● CONSIGNE A
D'après l'extrait sur le Cahier de L'Herne consacré à Borges, depuis combien de temps ce volume était-il épuisé avant sa réimpression ?
● CONSIGNE B
Poursuivez l'extrait sur le Cahier de L'Herne consacré à Borges à partir de sa dernière phrase.

La réputation des Cahiers de L’Herne s’est faite, et répandue à travers le monde, grâce à la qualité d’ouvrages dont l’un est précisément le brillant Borges, qui était épuisé depuis un demi-siècle, et que Laurence Tâcu a eu l’excellente idée de réimprimer. Relire ce livre aujourd’hui, c’est découvrir que non seulement il n’a guère vieilli – seule une infime proportion des textes paraît datée dans le mauvais sens du terme -, mais il a gagné au passage du temps. De fait, qu’il s’agisse de renseignements factuels sur l’écrivain ou de commentaires de ses œuvres, de témoignages d’amis ou d’articles de gens qui ne l’ont jamais croisé, la pertinence de l’ensemble est telle que le lecteur en vient à douter de l’intérêt de quelque autre étude que ce soit sur Borges.
Par surcroît, la dominante stylistique du volume est du meilleur cru – alors que généralement, le fait même de devoir parler de l’œuvre d’un grand styliste handicape les commentateurs ou les fait verser dans le pastiche involontaire. Enumérer les articles que je préfère impliquerait une liste beaucoup trop longue ; contentons-nous de deux échantillons : le texte sublime de Cristina Campo, “La porte magique“, et l’essai où Abelardo Castillo explique, avec une remarquable honnêteté intellectuelle, pourquoi lui-même et les autres écrivains argentins de sa génération n’aiment pas Borges (tout en l’admirant).

● LIGNES
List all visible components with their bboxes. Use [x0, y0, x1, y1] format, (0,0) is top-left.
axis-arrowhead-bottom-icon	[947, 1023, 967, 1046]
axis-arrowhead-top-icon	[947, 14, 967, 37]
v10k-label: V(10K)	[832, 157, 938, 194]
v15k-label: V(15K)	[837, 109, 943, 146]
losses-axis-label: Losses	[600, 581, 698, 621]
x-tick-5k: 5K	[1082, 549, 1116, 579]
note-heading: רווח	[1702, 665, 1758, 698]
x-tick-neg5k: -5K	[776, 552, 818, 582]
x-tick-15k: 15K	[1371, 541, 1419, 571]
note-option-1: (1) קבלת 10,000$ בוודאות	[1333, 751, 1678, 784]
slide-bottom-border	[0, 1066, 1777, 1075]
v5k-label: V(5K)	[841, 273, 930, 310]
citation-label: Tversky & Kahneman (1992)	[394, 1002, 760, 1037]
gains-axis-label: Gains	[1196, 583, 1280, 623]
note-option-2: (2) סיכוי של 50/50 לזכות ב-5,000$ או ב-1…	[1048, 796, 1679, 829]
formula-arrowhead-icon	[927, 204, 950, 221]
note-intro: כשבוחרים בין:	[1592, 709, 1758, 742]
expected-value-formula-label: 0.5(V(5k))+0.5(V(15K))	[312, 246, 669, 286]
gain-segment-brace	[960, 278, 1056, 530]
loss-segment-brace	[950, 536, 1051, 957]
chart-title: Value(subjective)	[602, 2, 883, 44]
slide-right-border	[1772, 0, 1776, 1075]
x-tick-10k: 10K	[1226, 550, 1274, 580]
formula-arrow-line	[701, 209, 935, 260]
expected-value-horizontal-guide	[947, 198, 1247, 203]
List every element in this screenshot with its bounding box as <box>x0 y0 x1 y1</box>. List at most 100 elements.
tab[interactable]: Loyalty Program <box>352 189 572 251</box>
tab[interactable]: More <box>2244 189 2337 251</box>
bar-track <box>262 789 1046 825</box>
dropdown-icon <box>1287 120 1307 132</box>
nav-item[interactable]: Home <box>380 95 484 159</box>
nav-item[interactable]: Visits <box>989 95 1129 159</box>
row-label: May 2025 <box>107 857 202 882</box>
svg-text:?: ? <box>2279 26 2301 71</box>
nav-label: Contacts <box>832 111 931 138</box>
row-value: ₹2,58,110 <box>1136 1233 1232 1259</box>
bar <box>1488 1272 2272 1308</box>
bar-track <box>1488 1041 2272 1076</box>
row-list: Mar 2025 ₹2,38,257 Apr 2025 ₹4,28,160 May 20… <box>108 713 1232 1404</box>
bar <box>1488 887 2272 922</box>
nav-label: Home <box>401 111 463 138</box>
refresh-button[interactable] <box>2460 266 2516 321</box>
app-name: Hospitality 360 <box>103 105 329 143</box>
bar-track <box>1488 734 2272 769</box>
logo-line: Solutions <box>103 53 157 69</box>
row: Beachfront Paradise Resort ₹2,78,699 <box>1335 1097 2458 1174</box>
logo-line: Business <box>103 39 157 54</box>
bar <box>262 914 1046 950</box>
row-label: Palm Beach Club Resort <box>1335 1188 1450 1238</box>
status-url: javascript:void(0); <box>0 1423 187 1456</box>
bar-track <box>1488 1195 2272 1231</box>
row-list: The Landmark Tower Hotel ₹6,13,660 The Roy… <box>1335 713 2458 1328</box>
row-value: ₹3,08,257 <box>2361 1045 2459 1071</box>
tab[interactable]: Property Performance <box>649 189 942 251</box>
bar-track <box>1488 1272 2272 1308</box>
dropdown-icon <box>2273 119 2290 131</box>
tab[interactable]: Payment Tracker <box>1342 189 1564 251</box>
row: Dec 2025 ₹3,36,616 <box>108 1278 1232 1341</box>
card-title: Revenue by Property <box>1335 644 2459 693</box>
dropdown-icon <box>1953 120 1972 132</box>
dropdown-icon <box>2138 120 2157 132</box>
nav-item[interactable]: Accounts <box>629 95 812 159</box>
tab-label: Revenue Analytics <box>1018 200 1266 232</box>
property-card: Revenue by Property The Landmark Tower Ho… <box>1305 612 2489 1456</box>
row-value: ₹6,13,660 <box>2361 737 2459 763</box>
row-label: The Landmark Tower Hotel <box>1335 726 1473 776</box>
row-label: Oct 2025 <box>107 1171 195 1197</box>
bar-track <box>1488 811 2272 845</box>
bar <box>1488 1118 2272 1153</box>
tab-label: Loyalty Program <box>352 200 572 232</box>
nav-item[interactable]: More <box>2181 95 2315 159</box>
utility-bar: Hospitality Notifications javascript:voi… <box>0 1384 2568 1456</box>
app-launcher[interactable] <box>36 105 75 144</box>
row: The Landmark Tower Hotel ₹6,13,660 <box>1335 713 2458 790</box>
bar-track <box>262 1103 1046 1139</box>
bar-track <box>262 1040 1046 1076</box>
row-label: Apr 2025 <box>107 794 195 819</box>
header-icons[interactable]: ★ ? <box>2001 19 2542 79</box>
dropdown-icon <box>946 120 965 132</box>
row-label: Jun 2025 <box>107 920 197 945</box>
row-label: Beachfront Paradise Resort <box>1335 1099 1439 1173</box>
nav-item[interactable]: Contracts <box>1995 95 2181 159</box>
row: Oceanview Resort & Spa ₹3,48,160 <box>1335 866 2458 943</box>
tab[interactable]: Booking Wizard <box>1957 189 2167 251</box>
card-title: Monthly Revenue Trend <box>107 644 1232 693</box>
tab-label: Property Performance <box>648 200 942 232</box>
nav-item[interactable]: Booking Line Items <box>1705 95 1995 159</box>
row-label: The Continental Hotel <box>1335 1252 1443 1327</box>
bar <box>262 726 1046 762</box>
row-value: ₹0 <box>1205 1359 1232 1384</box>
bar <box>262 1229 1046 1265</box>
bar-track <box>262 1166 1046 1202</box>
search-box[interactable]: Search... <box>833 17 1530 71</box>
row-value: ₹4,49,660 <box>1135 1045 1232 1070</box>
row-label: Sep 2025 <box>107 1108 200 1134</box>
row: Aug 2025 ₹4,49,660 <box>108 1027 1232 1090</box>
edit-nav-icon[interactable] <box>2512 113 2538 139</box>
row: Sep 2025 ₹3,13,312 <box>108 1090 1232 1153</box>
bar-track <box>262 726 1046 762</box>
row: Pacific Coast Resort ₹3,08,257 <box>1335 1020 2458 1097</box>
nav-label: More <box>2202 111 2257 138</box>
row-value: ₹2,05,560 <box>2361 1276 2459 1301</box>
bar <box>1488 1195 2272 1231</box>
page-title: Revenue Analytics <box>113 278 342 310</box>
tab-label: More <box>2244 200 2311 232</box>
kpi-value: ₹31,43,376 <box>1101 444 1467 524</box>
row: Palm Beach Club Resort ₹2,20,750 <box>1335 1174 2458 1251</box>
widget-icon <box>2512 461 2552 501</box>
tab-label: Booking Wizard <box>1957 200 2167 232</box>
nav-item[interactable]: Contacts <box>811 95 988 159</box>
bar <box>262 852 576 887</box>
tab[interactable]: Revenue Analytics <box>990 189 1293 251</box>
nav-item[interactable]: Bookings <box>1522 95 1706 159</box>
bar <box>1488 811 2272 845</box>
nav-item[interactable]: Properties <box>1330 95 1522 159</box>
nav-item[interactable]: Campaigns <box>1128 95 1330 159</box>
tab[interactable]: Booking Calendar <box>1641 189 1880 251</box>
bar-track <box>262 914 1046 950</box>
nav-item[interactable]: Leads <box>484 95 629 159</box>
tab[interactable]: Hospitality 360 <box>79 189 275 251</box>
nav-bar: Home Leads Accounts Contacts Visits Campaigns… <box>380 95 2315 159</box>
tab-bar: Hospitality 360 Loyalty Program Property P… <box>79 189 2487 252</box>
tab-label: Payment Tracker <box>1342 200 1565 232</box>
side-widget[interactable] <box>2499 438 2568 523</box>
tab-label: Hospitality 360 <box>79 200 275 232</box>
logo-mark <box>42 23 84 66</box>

● RÉPONSE A
Depuis un demi-siècle.

● RÉPONSE B
Hélas !, je ne saurais saluer de même le Cahier consacré à Marguerite Duras, dont les défauts m’auraient peut-être moins abasourdie si je ne l’avais pas lu dans la foulée du Borges. C’est à tout point ou presque l’opposé de l’ouvrage exemplaire sur lequel la réputation de L’Herne fut bâtie. Pour ce qui concerne les études de l’œuvre, l’on y trouve majoritairement des textes qui donnent l’impression que les coauteurs ont déjà dit ailleurs ce qu’ils avaient de vraiment intéressant à dire sur Duras, ou qu’ils se reposent désormais sur leurs lauriers. Sur le plan stylistique, la dominante est celle de l’académisme le plus indigeste, d’une pédanterie qui porte à se dire qu’il est difficile de desservir une œuvre littéraire majeure au point où sont capables de le faire les universitaires vingtiémistes français : un étudiant qui ne connaîtrait pas Duras aurait tout sauf envie de la découvrir après avoir avalé (contraint et forcé par un professeur) une telle potion.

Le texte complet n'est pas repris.